Given request:
Below are the records; copy each line in them that holds the word "text".
--- begin Dataset rows ---
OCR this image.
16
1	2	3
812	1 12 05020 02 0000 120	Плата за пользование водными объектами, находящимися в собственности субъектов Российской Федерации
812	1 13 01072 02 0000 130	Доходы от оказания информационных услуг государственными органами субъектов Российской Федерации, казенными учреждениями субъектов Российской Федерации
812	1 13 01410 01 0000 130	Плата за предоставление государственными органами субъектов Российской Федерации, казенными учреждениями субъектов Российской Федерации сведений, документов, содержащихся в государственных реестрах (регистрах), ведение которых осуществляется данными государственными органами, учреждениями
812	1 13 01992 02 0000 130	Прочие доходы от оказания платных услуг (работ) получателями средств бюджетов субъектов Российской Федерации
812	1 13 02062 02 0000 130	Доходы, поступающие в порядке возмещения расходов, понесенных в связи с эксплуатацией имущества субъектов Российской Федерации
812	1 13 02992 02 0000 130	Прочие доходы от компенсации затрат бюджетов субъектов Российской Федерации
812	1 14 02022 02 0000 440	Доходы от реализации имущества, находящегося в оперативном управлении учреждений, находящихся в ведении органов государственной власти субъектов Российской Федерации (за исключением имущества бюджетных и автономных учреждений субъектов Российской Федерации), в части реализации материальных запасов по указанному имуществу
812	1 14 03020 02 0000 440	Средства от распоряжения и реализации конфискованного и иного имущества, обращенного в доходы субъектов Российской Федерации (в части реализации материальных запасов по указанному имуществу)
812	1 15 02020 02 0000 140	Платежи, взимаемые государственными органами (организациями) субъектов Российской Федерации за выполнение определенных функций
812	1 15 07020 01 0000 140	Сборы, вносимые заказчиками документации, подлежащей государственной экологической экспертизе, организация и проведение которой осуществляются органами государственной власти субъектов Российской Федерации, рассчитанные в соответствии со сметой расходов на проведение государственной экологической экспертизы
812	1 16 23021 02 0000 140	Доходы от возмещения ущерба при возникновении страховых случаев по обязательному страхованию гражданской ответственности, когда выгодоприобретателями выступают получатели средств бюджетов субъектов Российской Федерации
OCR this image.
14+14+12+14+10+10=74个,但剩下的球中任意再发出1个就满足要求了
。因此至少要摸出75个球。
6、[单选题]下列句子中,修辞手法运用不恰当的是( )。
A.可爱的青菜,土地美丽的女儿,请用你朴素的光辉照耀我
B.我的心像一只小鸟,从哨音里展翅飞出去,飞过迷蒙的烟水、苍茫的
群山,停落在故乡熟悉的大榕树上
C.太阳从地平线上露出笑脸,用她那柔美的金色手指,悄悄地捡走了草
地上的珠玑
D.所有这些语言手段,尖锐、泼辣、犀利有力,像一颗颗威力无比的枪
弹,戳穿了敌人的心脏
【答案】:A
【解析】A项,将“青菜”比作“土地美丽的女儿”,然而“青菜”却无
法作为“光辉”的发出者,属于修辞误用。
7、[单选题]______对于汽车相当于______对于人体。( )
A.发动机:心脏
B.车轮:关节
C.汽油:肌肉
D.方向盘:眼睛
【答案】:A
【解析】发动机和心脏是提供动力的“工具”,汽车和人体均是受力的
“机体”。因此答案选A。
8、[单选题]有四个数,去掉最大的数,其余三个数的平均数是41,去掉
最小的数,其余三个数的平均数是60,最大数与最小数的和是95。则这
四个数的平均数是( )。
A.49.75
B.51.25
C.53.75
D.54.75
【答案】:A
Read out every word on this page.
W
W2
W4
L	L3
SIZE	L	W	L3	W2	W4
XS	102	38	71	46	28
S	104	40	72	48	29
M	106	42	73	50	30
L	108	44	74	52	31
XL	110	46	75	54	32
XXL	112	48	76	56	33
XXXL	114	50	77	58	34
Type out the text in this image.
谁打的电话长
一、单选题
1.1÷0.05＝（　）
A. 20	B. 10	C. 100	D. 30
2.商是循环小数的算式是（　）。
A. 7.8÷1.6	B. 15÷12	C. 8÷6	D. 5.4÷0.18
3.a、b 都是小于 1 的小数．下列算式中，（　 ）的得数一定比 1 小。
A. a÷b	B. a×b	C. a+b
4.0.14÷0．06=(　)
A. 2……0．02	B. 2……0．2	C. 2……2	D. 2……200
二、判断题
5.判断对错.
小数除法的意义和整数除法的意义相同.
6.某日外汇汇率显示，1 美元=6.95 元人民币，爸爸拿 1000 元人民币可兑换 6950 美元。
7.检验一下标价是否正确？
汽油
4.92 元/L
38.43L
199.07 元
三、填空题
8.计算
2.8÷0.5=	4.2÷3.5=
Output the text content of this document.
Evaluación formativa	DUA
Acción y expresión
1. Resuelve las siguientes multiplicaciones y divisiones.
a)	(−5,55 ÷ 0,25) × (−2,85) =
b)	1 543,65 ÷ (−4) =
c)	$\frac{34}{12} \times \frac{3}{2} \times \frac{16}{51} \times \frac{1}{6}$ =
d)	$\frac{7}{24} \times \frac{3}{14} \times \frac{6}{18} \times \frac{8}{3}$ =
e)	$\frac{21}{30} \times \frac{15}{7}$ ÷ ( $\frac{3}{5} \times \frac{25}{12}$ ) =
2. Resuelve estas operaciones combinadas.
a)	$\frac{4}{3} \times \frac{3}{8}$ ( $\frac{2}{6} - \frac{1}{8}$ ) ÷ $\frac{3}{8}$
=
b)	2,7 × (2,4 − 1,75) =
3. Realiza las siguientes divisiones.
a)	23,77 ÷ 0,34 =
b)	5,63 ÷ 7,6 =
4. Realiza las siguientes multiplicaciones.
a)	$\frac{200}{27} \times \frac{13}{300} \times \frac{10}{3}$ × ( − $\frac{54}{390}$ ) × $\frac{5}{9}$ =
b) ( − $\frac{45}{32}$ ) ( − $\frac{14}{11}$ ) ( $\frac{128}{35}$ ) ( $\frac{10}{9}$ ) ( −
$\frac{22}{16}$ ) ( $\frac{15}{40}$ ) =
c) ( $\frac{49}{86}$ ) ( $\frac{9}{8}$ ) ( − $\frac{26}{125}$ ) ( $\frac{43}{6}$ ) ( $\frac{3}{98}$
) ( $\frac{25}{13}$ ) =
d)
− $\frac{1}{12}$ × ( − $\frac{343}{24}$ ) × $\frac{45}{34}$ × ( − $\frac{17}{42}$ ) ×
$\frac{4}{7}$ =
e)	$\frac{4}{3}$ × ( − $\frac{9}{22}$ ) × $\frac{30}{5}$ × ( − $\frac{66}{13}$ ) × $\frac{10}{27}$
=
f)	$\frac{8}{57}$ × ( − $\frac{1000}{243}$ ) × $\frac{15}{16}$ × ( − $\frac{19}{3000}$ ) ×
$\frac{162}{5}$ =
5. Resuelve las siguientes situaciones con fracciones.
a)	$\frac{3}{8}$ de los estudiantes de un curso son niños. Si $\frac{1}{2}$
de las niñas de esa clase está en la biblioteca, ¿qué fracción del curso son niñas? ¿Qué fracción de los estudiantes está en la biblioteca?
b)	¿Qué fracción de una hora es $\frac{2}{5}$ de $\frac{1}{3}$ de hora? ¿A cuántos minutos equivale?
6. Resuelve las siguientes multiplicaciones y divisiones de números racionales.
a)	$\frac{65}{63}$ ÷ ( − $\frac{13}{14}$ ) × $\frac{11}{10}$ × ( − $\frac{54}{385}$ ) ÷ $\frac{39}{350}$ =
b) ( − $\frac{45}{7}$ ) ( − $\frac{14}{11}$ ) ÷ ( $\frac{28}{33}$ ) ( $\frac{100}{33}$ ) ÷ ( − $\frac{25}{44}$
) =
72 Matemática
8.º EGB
--- end Dataset rows ---
Answer for the task:
Type out the text in this image.
Output the text content of this document.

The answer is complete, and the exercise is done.